And you are asking did SADC not say that the parties should go together? No they said the government of Zimbabwe, the relevant point in the Communiqué says the government should do so, and in the deliberation it was agreed that it's the Minister of Justice who was going to approach the court. Tendai Biti boasted on Facebook and other social media that Minister Chinamasa has been directed to do so, the same with Welshman Ncube. During the deliberation, it was agreed that because he is the minister who administers the electoral law, he should go on behalf of the government to seek an extension and that is exactly what he has done!

Violet: Well the MDC formations say in last week's cabinet meeting, it was agreed the parties would speak with one voice and it was also agreed that the Principals would meet and map out an election road map.

Moyo: That is what they are saying. You can believe them at your own peril. The record in terms of the law and the fact is that there is a Constitutional Court judgement made on the 31st of May that elections should be held by the 31st of July and the President has complied with that judgement. These are facts. They want to turn everything into a political matter. You cannot have the rule of law if everything is supposed to be political, if everything is supposed to be negotiated. The reason the Constitutional Court came up with that judgement is that it found that elections should have been held in Zimbabwe on the 29th of June, and that the time for calling for those elections had run out and that therefore there was no rule of law in Zimbabwe as regards the electoral process, and that in order to restore the rule of law in connection with the electoral process, the President had to issue a proclamation fixing a date for the election to be held not later than July 31st and the President has done so. We cannot have a situation where people now resort to turning government institutions into their instruments for political parties.

§ TASK 1:
Retype the entries starting with the very first line and going on through the line with "y-left-tick-label: 20 <box>65".
The interview and the entries have nothing to do with each other.

Element box notes:
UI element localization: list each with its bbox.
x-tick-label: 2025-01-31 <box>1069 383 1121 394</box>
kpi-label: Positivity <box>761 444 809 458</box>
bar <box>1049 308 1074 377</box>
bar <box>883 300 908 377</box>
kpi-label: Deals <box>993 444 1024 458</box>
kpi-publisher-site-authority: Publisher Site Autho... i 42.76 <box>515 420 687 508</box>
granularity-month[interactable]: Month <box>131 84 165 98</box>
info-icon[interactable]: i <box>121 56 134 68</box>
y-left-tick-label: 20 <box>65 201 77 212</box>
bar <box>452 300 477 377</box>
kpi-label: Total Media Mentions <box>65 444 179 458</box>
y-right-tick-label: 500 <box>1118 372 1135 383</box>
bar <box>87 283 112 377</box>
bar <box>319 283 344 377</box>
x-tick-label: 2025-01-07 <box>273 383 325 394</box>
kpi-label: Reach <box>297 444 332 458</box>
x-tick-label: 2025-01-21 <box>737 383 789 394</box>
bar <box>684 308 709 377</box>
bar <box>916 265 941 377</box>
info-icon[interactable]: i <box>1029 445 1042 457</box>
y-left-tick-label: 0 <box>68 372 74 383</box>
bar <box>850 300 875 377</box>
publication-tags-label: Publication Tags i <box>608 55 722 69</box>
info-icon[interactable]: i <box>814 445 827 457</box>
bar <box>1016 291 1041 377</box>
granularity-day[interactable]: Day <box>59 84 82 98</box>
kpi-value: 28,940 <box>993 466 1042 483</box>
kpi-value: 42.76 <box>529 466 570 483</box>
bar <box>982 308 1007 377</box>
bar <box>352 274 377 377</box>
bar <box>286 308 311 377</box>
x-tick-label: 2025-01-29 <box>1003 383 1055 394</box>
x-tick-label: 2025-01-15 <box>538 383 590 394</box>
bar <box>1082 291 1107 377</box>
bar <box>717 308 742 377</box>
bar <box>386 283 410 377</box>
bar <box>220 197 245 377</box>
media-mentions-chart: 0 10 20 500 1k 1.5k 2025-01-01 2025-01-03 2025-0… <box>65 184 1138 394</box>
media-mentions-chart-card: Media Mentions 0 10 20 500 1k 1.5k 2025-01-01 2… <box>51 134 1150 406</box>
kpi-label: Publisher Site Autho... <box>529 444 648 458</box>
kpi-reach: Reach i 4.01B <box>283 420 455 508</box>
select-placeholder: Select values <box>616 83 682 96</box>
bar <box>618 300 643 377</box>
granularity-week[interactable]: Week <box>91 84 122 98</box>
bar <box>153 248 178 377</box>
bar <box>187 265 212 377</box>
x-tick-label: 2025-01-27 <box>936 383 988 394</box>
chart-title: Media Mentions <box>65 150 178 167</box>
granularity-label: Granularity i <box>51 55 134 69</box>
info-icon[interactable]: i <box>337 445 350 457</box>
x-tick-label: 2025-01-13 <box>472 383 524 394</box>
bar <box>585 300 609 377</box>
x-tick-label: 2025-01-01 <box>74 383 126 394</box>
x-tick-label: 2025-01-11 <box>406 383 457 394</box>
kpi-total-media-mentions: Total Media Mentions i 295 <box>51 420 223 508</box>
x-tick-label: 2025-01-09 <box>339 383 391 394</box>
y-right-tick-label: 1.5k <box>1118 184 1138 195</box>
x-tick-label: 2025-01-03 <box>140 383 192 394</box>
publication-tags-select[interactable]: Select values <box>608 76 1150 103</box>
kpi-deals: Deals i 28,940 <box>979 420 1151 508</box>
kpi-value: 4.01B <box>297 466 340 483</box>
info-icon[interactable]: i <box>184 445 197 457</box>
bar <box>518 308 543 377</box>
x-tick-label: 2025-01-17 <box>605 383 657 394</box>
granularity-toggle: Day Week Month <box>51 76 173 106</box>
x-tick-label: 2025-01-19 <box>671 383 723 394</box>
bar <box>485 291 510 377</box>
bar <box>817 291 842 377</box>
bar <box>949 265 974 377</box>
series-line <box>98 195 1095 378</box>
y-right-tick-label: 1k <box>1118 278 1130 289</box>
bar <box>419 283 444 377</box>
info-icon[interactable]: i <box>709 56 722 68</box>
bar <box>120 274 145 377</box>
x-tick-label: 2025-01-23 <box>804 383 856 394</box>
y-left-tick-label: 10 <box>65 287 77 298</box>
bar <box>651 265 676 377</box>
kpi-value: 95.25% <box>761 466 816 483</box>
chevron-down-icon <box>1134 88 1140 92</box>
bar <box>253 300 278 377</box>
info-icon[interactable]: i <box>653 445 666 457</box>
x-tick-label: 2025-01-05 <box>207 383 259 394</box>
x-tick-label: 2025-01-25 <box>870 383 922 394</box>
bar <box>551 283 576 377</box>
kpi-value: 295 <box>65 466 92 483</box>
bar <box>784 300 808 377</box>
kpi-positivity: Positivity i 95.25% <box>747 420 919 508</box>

§ TASK 2:
Echo word for word the part of the interview about Zimbabwe's election starting with "And you are" and going on through "election road map.".

§ COMPLETE ANSWER 1:
UI element localization: list each with its bbox.
x-tick-label: 2025-01-31 <box>1069 383 1121 394</box>
kpi-label: Positivity <box>761 444 809 458</box>
bar <box>1049 308 1074 377</box>
bar <box>883 300 908 377</box>
kpi-label: Deals <box>993 444 1024 458</box>
kpi-publisher-site-authority: Publisher Site Autho... i 42.76 <box>515 420 687 508</box>
granularity-month[interactable]: Month <box>131 84 165 98</box>
info-icon[interactable]: i <box>121 56 134 68</box>
y-left-tick-label: 20 <box>65 201 77 212</box>

§ COMPLETE ANSWER 2:
And you are asking did SADC not say that the parties should go together? No they said the government of Zimbabwe, the relevant point in the Communiqué says the government should do so, and in the deliberation it was agreed that it's the Minister of Justice who was going to approach the court. Tendai Biti boasted on Facebook and other social media that Minister Chinamasa has been directed to do so, the same with Welshman Ncube. During the deliberation, it was agreed that because he is the minister who administers the electoral law, he should go on behalf of the government to seek an extension and that is exactly what he has done!

Violet: Well the MDC formations say in last week's cabinet meeting, it was agreed the parties would speak with one voice and it was also agreed that the Principals would meet and map out an election road map.